**Directives**
1 > In the blog post about moving back to Dallas, how many weeks has the writer been settling in?
2 > Copy the blog post about moving back to Dallas from "I've been meaning" up to and including "back in Dallas.", swapping "considerable amount" for "large amount".
3 > Put this sentence from the blog post about moving back to Dallas into Spanish: "I'd be lying if I said I wasn't scared to move back here."

**Selected passage**
Saturday, March 19, 2011

Another time, another town, another everything...

I've been meaning to update the blog for a few weeks now, but as you can probably imagine I've been a little busy!  Trying to get settled in at both work and the new apartment has taken up a considerable amount of my time since arriving back in Dallas. 

It's kind of like deja vu being back...though obviously things are quite different this time around.  I still live in the same part of town that I did before, but am much less interested in the uptown scene these days and wasn't nearly as concerned with living in the most happening or fanciest apartment complex.  This time it was all about what worked for me and Ella and was convenient enough to get to work.  And even though its taken quite a bit of work (from both me and the maintenance guys) to get it into the kind of shape I wanted...it is really starting to look like home!  Of course there are still boxes to unpack and things to be hung...in time it will all get done. It's only been 5 weeks after all!

I'd be lying if I said I wasn't scared to move back here.  I was always the person who quickly corrected people when they asked if I lived in Dallas...bragging about living in Austin or just simply explaining that Dallas and Fort Worth are 2 very different places.  And a lot of people were surprised that I would want to move back to Dallas after trying to be anywhere but here the past few years.  To be honest if the drive to work was manageable from Fort Worth I would live there...but there's no way I want to sit in the car for over an hour each way everyday.

**Extracted entries**

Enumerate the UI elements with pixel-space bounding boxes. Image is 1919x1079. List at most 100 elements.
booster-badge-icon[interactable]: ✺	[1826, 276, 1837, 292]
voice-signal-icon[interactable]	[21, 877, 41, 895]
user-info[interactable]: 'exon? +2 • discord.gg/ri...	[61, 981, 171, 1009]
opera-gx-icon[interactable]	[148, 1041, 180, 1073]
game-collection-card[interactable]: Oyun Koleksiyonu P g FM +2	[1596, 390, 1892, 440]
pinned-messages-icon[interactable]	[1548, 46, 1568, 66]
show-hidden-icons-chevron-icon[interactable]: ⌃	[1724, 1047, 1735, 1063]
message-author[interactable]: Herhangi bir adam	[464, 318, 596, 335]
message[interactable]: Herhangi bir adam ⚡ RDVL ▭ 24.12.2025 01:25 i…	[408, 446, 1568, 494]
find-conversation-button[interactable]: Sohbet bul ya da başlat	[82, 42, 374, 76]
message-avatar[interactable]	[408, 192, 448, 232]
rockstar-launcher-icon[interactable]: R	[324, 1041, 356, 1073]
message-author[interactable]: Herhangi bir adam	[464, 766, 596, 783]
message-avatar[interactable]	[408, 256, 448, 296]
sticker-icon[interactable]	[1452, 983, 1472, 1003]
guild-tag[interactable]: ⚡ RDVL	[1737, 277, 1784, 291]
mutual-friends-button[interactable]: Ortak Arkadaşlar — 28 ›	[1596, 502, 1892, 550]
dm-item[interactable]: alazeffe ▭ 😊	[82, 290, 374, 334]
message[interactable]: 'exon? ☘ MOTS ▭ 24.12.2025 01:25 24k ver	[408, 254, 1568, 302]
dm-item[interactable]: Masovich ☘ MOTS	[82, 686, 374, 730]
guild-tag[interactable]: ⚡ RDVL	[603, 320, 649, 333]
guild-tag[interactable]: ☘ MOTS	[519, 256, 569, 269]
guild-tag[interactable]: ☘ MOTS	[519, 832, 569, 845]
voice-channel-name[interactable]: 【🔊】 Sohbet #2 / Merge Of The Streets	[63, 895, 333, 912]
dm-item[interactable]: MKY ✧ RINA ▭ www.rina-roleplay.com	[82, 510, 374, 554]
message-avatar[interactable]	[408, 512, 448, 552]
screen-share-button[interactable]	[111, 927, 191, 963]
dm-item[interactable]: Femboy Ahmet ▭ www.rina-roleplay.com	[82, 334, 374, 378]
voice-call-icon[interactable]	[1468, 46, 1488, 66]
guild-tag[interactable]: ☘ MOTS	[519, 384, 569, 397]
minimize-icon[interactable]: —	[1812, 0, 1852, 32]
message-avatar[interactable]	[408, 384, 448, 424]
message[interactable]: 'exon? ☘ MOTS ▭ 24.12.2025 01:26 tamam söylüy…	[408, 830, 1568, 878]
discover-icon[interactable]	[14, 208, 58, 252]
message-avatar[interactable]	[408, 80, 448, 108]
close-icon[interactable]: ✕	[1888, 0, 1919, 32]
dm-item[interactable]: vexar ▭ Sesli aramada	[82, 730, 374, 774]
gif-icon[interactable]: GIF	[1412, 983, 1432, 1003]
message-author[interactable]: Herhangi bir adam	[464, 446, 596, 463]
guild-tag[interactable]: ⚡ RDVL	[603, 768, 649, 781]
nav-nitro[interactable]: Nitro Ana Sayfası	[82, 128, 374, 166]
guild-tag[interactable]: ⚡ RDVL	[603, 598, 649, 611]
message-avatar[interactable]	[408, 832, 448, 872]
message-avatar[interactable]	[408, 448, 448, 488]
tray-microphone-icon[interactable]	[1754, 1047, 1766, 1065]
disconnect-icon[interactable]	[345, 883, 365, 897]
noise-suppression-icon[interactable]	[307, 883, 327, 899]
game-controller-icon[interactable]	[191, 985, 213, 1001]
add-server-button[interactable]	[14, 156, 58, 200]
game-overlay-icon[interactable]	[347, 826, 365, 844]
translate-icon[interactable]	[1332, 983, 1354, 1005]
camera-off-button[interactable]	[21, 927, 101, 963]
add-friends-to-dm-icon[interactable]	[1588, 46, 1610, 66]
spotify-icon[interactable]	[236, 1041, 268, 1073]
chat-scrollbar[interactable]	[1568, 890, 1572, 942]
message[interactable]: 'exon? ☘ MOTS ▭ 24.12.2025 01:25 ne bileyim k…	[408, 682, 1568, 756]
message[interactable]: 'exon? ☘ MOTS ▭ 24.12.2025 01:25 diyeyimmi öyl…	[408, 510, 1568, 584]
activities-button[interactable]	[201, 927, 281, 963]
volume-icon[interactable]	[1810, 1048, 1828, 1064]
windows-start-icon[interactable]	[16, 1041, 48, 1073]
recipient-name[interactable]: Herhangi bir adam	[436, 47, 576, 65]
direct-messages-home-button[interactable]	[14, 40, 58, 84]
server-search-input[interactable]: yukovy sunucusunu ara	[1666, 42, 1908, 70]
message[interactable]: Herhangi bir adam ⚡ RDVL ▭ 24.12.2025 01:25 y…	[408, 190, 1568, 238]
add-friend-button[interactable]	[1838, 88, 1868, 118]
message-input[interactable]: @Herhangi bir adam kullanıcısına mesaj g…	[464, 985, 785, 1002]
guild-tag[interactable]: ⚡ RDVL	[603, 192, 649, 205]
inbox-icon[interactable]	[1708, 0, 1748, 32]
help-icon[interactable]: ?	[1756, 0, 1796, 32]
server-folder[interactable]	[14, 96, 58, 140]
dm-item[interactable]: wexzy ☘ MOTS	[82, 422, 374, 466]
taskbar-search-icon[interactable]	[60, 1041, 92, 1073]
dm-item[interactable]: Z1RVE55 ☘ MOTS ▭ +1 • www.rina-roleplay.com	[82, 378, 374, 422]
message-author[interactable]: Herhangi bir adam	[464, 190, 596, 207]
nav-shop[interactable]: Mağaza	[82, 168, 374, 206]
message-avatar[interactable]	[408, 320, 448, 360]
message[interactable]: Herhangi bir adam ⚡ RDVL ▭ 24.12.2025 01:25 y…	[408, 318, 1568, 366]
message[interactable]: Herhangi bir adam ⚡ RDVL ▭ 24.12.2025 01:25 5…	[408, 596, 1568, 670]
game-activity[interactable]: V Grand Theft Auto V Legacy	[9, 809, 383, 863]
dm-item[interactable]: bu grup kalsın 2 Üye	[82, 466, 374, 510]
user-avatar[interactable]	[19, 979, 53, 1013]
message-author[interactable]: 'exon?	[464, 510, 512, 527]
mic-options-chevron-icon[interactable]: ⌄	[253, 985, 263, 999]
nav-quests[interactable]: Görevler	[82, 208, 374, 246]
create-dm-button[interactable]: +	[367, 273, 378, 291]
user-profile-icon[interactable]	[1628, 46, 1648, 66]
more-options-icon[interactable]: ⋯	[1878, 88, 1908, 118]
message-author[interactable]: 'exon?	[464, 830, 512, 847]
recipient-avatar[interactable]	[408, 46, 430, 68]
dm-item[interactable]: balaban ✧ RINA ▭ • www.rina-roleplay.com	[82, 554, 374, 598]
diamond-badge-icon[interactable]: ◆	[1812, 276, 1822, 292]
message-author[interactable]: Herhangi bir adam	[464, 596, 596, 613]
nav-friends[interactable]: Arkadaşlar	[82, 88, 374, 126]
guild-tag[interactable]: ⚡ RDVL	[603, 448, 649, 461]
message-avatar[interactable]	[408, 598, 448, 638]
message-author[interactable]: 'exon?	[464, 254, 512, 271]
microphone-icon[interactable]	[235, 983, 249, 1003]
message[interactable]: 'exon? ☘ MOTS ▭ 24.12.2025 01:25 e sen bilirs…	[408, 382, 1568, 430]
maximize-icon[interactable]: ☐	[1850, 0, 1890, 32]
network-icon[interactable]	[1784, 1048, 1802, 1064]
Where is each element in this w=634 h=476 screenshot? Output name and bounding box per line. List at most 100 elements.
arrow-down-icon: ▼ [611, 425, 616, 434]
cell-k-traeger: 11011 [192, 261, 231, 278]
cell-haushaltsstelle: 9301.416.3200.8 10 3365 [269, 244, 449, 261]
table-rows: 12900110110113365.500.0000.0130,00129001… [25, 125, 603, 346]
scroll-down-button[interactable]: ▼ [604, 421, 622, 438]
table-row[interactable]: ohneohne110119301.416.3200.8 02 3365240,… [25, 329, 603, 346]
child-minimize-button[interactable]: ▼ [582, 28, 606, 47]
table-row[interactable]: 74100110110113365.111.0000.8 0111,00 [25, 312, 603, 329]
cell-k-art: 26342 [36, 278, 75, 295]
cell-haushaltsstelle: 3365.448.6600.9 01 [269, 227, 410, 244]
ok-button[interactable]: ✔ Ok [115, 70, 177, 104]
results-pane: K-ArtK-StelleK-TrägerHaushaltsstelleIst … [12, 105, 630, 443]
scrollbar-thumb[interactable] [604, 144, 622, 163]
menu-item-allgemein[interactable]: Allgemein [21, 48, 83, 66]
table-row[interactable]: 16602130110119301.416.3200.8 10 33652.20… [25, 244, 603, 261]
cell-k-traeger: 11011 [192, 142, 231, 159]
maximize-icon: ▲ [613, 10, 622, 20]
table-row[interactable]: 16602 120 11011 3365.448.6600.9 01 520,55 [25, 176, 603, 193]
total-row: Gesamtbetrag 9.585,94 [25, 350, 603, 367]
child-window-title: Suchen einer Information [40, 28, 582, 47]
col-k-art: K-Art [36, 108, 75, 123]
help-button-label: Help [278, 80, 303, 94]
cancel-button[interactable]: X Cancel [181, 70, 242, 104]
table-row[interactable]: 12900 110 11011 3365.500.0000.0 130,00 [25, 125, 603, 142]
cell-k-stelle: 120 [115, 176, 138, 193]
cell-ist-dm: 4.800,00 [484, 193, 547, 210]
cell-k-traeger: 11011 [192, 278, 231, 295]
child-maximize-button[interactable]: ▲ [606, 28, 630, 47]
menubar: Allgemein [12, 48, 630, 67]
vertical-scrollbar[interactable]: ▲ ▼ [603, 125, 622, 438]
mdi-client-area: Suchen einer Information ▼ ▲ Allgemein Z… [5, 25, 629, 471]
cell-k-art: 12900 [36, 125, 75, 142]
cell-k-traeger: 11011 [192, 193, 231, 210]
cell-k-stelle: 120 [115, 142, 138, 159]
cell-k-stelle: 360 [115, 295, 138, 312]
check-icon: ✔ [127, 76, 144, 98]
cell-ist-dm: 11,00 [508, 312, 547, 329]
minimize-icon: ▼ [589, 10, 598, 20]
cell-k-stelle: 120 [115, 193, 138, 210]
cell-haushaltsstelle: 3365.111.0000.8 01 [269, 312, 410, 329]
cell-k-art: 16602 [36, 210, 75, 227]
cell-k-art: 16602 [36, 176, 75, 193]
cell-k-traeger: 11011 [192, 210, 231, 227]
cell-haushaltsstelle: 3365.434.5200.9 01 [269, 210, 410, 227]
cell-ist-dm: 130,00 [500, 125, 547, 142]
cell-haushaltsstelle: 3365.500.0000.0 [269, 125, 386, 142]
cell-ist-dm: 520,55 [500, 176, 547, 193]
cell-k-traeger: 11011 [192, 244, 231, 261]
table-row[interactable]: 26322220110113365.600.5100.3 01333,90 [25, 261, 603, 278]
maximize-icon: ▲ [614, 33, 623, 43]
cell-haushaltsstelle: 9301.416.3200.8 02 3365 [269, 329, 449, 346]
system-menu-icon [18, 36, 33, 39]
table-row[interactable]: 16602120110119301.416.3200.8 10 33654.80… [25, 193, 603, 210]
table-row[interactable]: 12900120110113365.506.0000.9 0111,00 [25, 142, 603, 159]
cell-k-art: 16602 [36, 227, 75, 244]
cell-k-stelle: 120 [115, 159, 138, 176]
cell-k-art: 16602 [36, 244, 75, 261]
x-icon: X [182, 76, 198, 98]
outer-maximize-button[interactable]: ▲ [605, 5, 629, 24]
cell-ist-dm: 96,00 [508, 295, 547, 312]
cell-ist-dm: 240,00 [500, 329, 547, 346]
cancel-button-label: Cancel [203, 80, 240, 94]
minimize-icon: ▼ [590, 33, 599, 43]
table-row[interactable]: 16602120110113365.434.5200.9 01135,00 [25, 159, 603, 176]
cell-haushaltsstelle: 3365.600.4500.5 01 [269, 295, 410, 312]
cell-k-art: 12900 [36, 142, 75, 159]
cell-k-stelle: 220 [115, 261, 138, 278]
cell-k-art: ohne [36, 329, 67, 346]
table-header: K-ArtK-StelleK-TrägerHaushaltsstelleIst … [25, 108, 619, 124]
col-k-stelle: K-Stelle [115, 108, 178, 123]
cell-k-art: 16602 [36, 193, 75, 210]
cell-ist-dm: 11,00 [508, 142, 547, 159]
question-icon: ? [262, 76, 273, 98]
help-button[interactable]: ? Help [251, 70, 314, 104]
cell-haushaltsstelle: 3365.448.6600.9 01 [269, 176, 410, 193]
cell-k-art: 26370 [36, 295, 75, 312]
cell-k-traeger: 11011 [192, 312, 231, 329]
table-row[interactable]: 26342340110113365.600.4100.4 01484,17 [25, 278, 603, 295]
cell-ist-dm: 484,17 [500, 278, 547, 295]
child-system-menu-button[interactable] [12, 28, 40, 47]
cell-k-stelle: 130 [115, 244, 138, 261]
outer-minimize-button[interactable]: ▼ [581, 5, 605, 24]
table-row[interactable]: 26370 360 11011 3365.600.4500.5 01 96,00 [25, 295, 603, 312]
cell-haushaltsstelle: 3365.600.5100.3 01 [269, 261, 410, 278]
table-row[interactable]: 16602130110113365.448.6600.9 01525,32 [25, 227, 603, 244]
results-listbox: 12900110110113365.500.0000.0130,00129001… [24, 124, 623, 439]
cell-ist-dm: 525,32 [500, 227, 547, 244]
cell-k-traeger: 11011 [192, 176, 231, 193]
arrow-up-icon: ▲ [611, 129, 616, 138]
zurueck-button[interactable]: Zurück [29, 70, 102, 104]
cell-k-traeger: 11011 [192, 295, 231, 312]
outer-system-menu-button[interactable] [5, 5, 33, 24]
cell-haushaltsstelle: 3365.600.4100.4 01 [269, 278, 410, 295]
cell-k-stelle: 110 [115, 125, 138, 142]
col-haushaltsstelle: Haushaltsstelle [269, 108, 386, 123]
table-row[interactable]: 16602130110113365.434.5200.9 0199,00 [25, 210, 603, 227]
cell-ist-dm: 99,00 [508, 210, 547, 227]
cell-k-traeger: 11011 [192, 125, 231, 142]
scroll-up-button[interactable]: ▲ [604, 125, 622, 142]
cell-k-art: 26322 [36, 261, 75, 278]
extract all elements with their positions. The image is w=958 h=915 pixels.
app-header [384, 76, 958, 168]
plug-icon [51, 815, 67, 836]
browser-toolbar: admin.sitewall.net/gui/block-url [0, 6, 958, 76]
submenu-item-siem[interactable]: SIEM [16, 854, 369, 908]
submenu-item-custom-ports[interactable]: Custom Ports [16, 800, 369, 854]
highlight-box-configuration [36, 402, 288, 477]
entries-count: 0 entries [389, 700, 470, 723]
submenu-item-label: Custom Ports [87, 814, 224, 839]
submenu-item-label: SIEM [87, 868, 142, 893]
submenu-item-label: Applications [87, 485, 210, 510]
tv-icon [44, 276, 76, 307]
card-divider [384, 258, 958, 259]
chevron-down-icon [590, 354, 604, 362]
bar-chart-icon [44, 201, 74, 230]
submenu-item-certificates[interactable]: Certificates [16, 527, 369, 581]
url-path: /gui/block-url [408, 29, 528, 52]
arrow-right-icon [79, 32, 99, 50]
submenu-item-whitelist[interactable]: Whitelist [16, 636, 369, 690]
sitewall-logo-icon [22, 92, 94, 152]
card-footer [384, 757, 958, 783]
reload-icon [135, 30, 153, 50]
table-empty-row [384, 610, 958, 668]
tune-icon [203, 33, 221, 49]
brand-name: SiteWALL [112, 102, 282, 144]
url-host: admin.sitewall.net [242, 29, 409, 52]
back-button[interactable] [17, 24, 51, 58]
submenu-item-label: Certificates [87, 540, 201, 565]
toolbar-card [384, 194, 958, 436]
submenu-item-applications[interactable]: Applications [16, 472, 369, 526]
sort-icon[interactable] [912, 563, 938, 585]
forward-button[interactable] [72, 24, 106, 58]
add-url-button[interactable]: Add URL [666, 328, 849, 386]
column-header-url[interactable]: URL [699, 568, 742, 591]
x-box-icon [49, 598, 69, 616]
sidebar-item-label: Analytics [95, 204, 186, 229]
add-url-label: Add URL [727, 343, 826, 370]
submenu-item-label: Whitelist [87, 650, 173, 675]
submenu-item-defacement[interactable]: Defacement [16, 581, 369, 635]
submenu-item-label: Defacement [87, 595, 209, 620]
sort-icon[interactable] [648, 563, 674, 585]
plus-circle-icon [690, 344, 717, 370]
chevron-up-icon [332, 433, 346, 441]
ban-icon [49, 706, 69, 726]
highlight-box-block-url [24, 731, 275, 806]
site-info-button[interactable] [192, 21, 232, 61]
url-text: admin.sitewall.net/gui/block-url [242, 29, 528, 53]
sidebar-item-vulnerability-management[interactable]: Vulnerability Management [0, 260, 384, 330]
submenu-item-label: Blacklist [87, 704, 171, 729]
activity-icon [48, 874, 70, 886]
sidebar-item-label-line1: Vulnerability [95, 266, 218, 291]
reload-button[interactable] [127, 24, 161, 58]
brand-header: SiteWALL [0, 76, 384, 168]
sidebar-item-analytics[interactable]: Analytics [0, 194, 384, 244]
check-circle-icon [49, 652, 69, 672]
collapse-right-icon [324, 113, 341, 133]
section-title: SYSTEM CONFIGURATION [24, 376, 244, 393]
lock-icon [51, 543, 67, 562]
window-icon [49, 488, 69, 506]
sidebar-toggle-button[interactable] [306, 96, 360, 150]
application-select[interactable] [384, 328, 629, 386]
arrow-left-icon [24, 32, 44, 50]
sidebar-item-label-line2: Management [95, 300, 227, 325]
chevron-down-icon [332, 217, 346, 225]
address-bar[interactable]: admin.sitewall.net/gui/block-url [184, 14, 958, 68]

**Set of answers**
1 > 5 weeks

2 >
I've been meaning to update the blog for a few weeks now, but as you can probably imagine I've been a little busy!  Trying to get settled in at both work and the new apartment has taken up a large amount of my time since arriving back in Dallas.

3 > Mentiría si dijera que no tenía miedo de volver a mudarme aquí.